• [THE REQUEST]: Spot every line with the word "public" and return it.

[Records excerpted from a collection]
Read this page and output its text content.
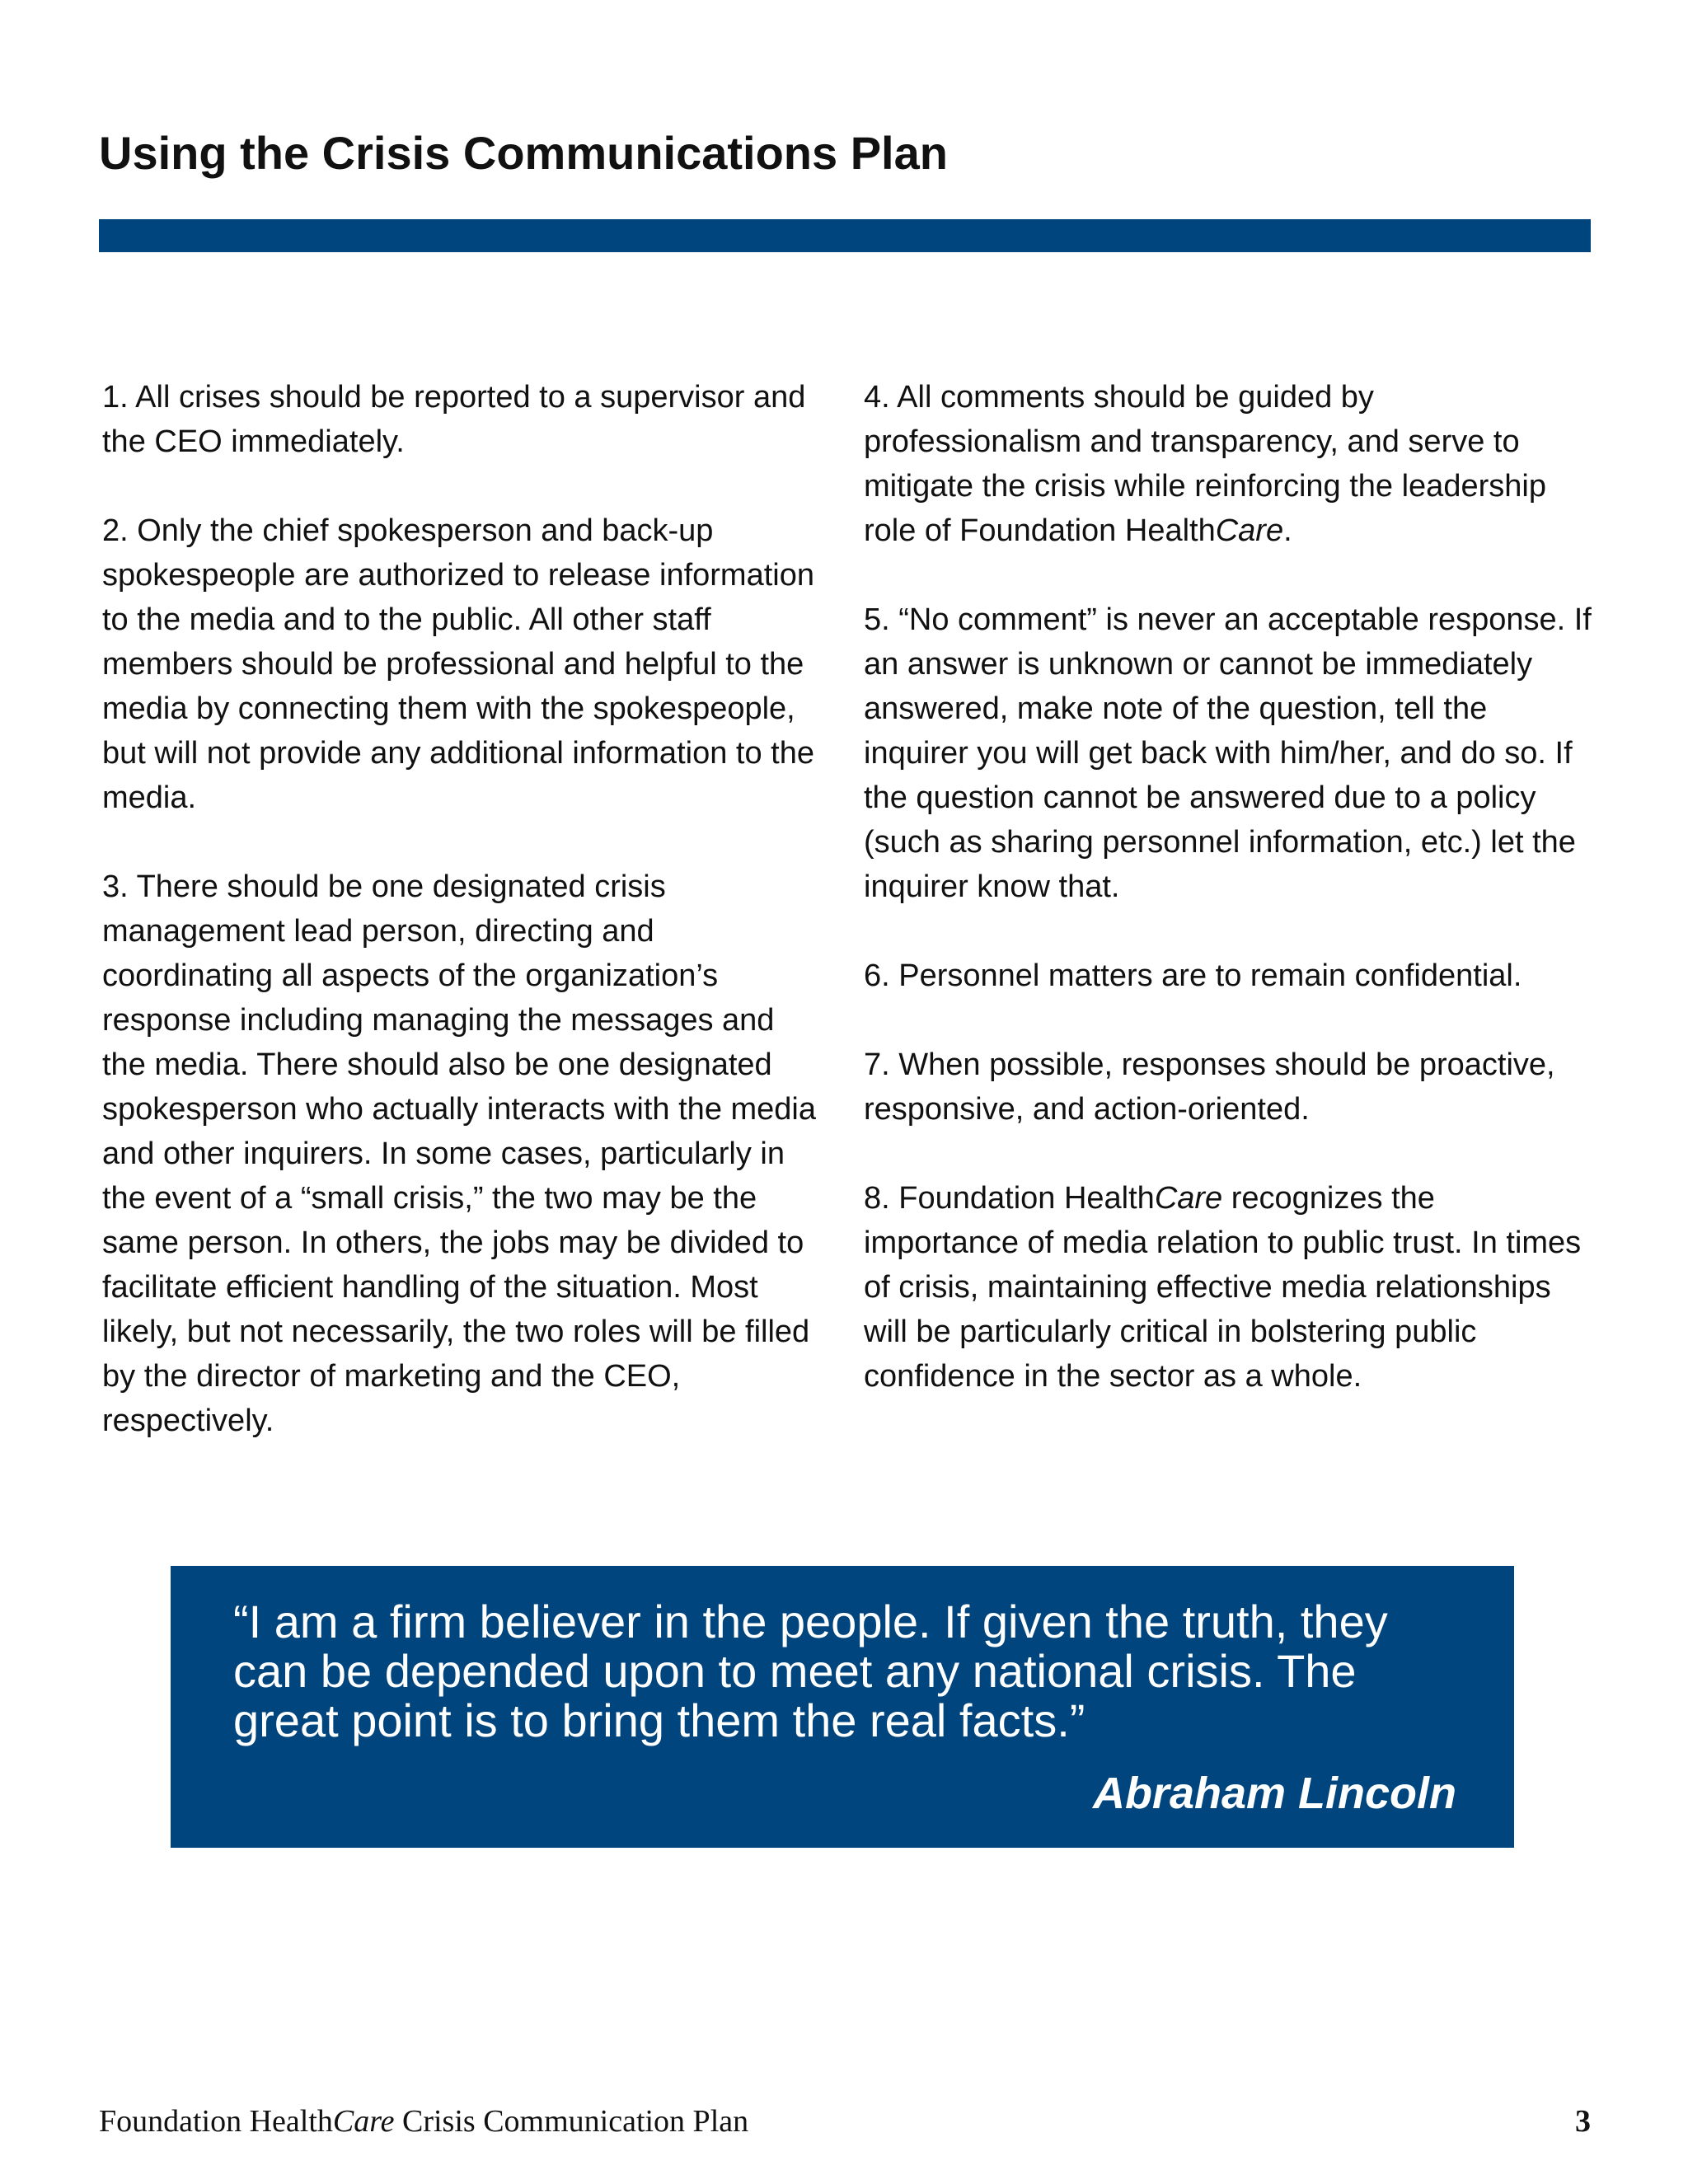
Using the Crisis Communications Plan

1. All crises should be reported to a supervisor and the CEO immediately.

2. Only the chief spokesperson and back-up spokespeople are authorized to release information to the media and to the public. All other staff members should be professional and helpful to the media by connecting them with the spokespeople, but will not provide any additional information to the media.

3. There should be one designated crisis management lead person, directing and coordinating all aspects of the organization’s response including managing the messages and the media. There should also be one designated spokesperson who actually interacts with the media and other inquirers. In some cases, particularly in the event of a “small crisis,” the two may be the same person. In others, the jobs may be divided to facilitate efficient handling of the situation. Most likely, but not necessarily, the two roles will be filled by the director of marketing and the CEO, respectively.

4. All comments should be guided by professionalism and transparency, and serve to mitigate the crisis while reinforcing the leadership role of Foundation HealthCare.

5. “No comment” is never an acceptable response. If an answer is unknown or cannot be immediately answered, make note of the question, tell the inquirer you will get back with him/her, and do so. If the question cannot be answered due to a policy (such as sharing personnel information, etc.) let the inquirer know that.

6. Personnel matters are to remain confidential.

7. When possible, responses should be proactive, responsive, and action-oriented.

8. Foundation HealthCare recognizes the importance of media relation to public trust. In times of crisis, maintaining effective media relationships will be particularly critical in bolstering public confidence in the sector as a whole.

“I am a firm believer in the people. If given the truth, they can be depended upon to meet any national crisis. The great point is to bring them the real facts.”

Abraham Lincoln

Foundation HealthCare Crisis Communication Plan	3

• [RESPONSE TO THIS TASK]:
2. Only the chief spokesperson and back-up spokespeople are authorized to release information to the media and to the public. All other staff members should be professional and helpful to the media by connecting them with the spokespeople, but will not provide any additional information to the media.
8. Foundation HealthCare recognizes the importance of media relation to public trust. In times of crisis, maintaining effective media relationships will be particularly critical in bolstering public confidence in the sector as a whole.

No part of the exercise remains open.